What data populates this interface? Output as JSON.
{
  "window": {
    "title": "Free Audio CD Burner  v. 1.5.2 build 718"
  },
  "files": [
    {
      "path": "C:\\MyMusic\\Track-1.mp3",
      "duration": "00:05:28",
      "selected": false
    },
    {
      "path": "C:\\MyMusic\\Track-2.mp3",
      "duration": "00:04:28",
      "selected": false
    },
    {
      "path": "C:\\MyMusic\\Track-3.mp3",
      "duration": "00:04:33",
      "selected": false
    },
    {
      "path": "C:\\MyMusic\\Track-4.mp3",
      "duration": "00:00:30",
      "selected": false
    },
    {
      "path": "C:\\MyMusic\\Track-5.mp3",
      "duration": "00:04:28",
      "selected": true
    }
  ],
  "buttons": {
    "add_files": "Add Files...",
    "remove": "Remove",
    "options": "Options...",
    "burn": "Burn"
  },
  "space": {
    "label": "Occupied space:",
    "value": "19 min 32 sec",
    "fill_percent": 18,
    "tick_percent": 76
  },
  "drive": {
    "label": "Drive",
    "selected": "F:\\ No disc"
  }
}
========================================
REQUIREMENT => Give back all the data exactly as written.

SOLUTION FOR THIS TASK =>
What data populates this interface? Output as JSON.
{
  "window": {
    "title": "Free Audio CD Burner  v. 1.5.2 build 718"
  },
  "files": [
    {
      "path": "C:\\MyMusic\\Track-1.mp3",
      "duration": "00:05:28",
      "selected": false
    },
    {
      "path": "C:\\MyMusic\\Track-2.mp3",
      "duration": "00:04:28",
      "selected": false
    },
    {
      "path": "C:\\MyMusic\\Track-3.mp3",
      "duration": "00:04:33",
      "selected": false
    },
    {
      "path": "C:\\MyMusic\\Track-4.mp3",
      "duration": "00:00:30",
      "selected": false
    },
    {
      "path": "C:\\MyMusic\\Track-5.mp3",
      "duration": "00:04:28",
      "selected": true
    }
  ],
  "buttons": {
    "add_files": "Add Files...",
    "remove": "Remove",
    "options": "Options...",
    "burn": "Burn"
  },
  "space": {
    "label": "Occupied space:",
    "value": "19 min 32 sec",
    "fill_percent": 18,
    "tick_percent": 76
  },
  "drive": {
    "label": "Drive",
    "selected": "F:\\ No disc"
  }
}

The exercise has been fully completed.